**SOURCE RECORDS:**

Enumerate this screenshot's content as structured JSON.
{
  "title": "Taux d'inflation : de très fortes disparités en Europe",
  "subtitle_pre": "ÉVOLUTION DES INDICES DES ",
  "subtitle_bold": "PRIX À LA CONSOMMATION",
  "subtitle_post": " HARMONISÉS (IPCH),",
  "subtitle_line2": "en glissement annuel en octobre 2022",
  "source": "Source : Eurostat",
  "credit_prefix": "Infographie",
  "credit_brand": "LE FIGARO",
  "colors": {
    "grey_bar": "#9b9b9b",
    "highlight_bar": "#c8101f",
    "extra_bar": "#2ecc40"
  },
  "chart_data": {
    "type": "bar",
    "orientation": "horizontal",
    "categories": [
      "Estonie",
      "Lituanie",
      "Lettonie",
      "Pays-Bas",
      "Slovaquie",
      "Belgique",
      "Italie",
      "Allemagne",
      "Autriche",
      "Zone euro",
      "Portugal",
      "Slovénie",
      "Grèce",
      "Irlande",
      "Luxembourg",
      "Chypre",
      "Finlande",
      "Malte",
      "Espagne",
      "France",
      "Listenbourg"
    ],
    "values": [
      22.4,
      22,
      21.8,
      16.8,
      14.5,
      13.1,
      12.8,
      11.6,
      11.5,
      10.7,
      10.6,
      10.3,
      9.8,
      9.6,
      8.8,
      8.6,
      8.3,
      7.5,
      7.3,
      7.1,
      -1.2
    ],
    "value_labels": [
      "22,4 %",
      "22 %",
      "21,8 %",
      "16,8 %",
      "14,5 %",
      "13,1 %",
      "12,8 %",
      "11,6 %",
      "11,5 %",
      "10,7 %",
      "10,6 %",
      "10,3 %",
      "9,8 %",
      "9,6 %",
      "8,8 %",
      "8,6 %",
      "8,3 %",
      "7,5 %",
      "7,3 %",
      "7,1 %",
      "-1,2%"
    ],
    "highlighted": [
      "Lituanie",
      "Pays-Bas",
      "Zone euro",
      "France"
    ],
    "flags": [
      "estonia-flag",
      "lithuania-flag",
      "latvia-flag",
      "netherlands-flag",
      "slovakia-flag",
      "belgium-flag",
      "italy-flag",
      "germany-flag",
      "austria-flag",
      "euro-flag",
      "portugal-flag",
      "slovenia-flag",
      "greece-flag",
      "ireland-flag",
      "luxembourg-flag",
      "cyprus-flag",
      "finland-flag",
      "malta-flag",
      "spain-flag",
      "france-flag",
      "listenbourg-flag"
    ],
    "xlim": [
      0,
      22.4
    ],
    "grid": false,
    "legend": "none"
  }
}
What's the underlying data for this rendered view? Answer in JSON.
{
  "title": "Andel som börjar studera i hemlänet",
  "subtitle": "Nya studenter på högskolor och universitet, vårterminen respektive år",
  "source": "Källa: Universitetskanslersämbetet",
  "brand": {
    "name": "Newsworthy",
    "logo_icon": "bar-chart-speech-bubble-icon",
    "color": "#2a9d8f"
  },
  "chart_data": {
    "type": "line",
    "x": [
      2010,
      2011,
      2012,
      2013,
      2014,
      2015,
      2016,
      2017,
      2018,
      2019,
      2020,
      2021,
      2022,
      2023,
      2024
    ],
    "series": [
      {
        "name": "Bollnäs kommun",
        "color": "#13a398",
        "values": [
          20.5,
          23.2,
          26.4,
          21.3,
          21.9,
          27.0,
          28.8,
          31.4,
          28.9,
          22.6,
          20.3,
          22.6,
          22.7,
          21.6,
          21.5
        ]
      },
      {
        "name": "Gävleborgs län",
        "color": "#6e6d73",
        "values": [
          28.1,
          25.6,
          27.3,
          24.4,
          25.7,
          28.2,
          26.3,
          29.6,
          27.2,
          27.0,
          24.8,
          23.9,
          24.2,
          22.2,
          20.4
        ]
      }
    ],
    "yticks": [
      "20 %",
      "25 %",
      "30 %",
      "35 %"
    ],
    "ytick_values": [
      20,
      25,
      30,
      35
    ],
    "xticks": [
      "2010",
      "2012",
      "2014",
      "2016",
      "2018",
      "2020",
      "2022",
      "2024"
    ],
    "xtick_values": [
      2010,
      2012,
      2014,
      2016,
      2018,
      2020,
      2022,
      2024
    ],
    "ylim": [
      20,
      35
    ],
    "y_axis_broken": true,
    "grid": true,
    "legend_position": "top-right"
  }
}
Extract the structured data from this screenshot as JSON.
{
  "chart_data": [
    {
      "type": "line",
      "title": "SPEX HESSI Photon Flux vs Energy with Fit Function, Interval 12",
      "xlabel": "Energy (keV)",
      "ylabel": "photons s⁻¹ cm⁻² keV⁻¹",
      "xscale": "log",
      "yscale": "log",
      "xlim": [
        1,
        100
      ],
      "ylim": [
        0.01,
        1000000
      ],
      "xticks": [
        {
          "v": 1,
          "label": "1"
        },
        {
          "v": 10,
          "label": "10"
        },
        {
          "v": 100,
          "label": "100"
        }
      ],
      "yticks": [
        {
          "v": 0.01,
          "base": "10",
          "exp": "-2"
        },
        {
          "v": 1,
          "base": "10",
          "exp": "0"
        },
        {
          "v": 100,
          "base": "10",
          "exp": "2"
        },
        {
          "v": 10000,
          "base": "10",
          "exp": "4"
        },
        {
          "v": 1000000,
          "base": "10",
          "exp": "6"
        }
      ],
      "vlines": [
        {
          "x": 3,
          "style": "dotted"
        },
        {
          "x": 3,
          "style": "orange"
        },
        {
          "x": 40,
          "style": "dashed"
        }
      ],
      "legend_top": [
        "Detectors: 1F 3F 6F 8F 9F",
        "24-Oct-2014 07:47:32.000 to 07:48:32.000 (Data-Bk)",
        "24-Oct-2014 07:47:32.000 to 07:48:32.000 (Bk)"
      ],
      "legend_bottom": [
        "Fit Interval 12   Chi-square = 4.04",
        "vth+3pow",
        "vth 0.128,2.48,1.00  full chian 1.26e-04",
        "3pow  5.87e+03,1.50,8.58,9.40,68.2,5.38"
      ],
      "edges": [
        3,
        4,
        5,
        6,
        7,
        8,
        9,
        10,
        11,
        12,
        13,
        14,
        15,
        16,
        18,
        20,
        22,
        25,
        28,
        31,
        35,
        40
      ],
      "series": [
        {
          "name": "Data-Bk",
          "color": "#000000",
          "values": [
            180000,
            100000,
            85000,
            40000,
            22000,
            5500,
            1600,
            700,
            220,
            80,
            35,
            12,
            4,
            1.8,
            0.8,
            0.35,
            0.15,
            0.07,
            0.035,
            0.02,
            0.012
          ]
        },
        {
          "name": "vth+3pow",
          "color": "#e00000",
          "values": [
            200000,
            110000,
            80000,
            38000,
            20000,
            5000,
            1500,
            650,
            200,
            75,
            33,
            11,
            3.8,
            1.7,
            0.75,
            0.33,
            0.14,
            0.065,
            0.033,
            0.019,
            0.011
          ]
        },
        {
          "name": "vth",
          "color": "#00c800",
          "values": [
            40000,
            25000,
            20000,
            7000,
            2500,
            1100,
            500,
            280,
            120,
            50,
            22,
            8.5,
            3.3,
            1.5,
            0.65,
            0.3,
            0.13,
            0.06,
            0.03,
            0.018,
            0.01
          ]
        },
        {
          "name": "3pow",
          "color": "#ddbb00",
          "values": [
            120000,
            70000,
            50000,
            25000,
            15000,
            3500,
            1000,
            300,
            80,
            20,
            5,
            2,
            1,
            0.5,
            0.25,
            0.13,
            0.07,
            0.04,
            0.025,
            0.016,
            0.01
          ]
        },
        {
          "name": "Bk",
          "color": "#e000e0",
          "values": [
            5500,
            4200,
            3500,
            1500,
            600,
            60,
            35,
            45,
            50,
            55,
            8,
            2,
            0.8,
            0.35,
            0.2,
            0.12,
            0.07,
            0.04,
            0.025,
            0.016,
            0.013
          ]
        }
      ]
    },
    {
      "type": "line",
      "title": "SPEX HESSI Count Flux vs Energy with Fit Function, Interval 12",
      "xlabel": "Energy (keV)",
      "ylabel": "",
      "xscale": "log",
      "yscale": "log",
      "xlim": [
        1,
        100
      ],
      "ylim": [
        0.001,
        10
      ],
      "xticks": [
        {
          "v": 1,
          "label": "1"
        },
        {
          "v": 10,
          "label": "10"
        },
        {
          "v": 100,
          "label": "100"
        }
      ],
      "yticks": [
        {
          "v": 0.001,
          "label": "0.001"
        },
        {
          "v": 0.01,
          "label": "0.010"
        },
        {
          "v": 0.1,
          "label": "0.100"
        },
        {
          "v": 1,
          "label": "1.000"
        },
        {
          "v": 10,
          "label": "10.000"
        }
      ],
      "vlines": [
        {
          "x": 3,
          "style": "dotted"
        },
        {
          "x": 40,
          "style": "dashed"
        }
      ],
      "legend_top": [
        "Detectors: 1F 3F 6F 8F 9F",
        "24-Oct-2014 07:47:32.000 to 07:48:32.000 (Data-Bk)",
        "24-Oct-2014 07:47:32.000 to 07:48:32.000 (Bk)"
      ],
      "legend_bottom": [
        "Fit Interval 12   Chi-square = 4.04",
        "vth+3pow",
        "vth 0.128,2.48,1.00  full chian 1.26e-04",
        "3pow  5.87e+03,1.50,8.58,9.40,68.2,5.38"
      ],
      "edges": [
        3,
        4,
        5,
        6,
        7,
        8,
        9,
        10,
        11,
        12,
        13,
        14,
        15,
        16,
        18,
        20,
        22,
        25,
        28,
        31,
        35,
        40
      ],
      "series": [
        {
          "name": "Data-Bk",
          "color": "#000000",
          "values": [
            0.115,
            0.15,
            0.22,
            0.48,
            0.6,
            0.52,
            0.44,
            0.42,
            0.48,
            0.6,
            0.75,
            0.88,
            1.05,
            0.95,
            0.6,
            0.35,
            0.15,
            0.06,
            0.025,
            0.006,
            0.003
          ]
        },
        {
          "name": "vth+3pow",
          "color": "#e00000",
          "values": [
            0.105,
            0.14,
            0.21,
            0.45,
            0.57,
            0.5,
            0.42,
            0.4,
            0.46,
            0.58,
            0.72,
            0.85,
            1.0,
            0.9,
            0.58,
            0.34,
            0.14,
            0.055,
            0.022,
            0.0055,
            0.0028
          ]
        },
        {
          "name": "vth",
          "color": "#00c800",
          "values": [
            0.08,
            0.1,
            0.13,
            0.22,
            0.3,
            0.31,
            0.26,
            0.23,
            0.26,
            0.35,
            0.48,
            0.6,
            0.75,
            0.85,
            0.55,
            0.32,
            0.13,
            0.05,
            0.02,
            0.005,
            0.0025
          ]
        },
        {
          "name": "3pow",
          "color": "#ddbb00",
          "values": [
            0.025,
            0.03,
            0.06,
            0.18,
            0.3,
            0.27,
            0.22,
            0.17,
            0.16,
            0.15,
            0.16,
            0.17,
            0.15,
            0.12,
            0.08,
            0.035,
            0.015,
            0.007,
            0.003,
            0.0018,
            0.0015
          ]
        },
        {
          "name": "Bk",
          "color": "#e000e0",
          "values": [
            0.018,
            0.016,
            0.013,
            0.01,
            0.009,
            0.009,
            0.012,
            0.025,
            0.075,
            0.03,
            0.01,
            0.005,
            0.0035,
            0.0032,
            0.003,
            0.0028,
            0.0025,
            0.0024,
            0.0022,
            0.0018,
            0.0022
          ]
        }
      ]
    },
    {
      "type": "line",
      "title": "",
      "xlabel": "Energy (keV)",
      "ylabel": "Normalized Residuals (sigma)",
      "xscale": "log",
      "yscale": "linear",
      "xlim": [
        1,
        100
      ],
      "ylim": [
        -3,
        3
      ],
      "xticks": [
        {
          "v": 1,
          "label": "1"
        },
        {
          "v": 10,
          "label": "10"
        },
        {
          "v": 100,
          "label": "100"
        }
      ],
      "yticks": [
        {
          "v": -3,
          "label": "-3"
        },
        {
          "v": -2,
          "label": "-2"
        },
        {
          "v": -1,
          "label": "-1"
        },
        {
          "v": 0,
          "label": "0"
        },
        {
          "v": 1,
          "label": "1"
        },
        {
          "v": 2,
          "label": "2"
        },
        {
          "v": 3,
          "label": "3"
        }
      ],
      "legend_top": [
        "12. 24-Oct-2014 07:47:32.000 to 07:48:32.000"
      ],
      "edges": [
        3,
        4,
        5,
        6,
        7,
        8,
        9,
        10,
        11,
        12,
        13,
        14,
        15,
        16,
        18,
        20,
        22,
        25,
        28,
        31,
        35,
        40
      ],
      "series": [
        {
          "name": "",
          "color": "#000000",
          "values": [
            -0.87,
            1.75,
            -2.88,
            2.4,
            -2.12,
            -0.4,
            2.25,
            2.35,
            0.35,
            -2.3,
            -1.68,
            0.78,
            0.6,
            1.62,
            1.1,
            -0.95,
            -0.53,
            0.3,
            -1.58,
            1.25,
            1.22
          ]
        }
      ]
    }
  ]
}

**TASK OBJECTIVE:**
All lines that include "HESSI" are to be gathered and copied.

**EXERCISE OUTPUT:**
      "title": "SPEX HESSI Photon Flux vs Energy with Fit Function, Interval 12",
      "title": "SPEX HESSI Count Flux vs Energy with Fit Function, Interval 12",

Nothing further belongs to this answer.